### What is asked:
Answer these questions about the devotional below:
(a) Which book, chapter and verses is the Scripture taken from?
(b) In the Observations, what must we do besides casting our anxiety on Him?
(c) In the Application, what does the writer resolve to remember about being God's?
::: Excerpted passage
Devotional: Cast your cares on Him

Scripture: “Humble yourselves therefore, under God’s mighty hand, that He may lift you up in due time. Cast all your anxiety on Him, because He cares for you.” 1 Peter 5:6&7

Observations: God cares for His people so fully and completely that we can confidently cast our anxiety on Him and trust Him to take care of all our needs. However, we must also humble ourselves before the Lord, making ourselves lower and being submissive to His authority and power.

Application: I need to continually remember my proper position before my holy God. I need to make myself lowly before Him, so that I can trust and obey His word and be lifted up in due time accoding to His purposes. Whenever I feel the crushing weight of my fears and anxiety, I will remember who God is and who I am to Him. I will remember that I am a deeply loved child of God. I will humble myself before the Lord and trust Him to take care of all my needs. If I fully trust Him and I am growing in that trust, believing that He is all-powerful and the ultimate sovereign authority, then there should be less and less room in my heart for unhealthy fear and anxiety.
::::::
::: Entries provided
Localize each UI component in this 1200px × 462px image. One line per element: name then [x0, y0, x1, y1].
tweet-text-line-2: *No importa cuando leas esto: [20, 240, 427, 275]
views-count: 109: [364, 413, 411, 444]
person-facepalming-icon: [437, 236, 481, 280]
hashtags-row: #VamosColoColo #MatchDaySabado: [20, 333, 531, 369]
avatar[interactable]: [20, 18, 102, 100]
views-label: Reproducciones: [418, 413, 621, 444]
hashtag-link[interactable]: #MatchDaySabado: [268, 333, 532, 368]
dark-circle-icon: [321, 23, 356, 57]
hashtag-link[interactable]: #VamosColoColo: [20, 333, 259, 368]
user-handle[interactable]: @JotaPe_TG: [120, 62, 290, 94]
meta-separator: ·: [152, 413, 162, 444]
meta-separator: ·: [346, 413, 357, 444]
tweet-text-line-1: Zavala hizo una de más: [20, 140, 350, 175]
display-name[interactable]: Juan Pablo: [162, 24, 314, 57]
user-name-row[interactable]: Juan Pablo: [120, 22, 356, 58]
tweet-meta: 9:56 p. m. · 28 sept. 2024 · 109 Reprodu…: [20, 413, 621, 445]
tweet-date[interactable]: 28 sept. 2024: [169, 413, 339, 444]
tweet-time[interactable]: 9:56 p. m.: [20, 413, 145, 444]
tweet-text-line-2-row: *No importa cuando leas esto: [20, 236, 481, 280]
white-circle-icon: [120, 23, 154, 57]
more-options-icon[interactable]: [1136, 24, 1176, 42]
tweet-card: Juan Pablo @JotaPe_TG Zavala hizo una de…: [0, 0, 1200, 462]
::::::
### Task solution:
(a) 1 Peter 5:6&7.
(b) We must humble ourselves before the Lord, making ourselves lower and being submissive to His authority and power.
(c) That the writer is a deeply loved child of God.